### CHALLENGE
Below are some records. Copy every line in them that holds "алгоритме".

### INPUT DATA
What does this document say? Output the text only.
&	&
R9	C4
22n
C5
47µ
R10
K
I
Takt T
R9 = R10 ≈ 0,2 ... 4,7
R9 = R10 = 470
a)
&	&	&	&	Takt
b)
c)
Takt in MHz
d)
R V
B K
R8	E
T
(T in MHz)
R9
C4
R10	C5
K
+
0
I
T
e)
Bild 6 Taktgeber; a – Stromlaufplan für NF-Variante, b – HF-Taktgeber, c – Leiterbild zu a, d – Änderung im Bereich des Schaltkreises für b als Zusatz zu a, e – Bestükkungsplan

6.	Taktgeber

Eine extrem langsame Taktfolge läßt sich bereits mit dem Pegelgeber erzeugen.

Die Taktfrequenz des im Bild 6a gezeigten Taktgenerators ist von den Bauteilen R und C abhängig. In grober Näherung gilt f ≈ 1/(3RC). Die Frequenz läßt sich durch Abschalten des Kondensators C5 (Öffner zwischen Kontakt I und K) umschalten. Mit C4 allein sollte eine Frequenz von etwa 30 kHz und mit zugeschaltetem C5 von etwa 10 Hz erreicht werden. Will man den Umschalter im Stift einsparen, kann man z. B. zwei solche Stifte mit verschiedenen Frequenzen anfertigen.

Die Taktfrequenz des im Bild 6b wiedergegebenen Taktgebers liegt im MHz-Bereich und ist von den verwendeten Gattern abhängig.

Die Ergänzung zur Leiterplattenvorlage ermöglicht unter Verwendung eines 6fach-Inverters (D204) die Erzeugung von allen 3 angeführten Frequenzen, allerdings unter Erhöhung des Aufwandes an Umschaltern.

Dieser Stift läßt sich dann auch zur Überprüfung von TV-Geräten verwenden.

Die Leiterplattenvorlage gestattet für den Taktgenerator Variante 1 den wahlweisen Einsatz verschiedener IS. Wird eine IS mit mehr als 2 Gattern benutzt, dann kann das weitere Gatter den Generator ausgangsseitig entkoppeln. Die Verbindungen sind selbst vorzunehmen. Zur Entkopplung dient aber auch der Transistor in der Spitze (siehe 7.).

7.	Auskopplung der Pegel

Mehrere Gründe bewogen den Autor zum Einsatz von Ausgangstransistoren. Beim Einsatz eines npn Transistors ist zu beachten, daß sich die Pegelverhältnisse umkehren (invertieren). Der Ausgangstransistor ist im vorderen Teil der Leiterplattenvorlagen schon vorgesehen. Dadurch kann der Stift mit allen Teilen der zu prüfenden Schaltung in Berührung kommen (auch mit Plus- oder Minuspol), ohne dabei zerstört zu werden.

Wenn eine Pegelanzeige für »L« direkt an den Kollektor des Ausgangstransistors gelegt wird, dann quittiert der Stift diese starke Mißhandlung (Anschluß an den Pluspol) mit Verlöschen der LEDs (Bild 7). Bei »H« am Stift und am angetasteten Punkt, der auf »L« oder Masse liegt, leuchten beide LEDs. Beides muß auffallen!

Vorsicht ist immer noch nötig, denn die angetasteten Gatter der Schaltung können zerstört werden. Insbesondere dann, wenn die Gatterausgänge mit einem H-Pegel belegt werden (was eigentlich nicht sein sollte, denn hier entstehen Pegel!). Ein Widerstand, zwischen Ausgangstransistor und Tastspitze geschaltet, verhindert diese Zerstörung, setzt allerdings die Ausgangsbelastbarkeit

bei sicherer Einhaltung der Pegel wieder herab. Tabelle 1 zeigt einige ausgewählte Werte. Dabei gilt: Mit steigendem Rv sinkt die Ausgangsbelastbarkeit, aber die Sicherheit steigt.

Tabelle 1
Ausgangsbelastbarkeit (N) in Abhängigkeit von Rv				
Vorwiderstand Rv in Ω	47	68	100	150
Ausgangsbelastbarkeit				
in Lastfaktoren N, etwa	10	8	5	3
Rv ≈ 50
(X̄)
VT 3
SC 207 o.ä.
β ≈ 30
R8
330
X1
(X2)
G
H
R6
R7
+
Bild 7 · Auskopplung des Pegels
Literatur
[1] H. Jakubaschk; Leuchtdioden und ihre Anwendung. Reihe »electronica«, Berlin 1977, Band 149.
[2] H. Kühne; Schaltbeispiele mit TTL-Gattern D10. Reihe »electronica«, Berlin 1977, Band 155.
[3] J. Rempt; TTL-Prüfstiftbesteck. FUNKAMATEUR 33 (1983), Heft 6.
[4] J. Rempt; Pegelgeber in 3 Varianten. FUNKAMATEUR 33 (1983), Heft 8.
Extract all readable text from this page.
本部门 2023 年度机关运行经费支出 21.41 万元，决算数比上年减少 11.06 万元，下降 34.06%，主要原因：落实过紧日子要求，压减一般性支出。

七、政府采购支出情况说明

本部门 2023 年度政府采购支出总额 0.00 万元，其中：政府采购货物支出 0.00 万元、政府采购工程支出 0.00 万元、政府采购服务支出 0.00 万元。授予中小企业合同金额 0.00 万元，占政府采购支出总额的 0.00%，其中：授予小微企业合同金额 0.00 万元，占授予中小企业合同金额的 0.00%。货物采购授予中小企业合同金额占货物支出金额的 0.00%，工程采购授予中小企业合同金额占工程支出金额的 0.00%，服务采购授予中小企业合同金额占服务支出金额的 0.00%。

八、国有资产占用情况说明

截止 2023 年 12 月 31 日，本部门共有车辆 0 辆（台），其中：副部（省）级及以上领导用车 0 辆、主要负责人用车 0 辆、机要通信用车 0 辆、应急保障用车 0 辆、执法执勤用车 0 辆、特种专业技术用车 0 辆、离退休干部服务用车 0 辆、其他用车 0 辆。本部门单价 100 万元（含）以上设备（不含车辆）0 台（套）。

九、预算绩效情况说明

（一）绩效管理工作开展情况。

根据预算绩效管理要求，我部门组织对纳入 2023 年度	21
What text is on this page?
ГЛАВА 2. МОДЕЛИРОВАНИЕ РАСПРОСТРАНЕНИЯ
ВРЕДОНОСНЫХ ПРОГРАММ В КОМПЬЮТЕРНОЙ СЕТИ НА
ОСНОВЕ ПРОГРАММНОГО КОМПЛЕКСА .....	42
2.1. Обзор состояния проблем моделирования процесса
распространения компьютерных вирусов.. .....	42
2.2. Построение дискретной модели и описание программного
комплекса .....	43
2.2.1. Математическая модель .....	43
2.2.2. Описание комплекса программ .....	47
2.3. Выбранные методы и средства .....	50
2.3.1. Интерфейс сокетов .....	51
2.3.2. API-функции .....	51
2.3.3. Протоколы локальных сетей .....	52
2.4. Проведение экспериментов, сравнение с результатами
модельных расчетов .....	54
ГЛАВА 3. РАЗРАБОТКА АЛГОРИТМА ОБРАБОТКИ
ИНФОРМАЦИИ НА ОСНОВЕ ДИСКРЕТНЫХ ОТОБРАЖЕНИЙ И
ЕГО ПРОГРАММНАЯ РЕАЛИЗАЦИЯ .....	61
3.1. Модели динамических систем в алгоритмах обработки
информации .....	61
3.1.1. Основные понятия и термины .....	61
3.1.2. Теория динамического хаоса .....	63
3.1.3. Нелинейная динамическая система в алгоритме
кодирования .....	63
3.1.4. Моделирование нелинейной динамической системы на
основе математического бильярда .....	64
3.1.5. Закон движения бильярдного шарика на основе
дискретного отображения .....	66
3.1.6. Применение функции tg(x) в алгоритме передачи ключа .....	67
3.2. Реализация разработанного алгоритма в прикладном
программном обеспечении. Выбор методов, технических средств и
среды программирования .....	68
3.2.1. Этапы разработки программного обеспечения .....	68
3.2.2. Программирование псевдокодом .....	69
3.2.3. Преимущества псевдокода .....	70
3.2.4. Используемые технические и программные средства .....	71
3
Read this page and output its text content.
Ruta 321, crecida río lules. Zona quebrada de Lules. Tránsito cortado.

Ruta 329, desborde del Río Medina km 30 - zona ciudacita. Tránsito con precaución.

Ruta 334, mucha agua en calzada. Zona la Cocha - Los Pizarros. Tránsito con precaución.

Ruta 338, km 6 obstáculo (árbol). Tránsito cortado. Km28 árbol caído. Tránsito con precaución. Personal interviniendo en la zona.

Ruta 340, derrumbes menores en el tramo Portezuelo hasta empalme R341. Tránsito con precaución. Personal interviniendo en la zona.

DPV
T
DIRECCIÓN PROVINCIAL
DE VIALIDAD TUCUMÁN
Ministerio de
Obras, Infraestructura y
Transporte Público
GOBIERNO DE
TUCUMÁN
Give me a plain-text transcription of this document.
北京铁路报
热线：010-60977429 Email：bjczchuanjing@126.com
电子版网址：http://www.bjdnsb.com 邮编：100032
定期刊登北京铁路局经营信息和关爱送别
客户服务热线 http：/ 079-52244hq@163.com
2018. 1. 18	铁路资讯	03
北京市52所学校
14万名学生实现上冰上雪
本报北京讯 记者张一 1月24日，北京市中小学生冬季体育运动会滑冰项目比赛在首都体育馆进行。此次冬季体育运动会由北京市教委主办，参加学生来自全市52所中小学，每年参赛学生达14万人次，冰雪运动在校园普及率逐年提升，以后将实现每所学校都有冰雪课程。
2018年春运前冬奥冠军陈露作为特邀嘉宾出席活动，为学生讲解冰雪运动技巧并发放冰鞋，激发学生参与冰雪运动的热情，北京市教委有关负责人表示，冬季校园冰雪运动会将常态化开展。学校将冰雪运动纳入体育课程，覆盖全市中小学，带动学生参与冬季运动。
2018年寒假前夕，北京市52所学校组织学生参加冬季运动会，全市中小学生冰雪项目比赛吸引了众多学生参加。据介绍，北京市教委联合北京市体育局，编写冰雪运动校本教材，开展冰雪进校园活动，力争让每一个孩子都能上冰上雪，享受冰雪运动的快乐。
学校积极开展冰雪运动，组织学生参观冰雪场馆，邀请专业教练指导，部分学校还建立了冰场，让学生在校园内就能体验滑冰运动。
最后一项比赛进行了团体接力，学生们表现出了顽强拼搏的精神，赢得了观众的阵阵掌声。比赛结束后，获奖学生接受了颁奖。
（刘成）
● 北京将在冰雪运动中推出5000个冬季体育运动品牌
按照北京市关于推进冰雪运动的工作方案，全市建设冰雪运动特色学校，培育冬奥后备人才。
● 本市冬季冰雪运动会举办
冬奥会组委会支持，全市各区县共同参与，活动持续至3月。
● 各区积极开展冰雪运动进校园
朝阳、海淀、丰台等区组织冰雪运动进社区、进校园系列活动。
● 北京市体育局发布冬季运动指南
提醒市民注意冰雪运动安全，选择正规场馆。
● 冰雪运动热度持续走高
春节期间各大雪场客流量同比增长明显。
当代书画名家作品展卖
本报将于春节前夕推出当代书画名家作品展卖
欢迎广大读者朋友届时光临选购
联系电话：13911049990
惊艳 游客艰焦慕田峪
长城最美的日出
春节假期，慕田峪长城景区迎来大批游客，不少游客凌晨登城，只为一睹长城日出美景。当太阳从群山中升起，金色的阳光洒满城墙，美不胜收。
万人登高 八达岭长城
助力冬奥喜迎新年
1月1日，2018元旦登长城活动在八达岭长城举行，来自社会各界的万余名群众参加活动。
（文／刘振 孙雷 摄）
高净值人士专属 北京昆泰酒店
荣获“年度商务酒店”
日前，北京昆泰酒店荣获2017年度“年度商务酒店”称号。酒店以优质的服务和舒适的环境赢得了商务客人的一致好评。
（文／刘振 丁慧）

### OUTPUT OF THE EXERCISE
3.1.3. Нелинейная динамическая система в алгоритме
3.1.6. Применение функции tg(x) в алгоритме передачи ключа .....	67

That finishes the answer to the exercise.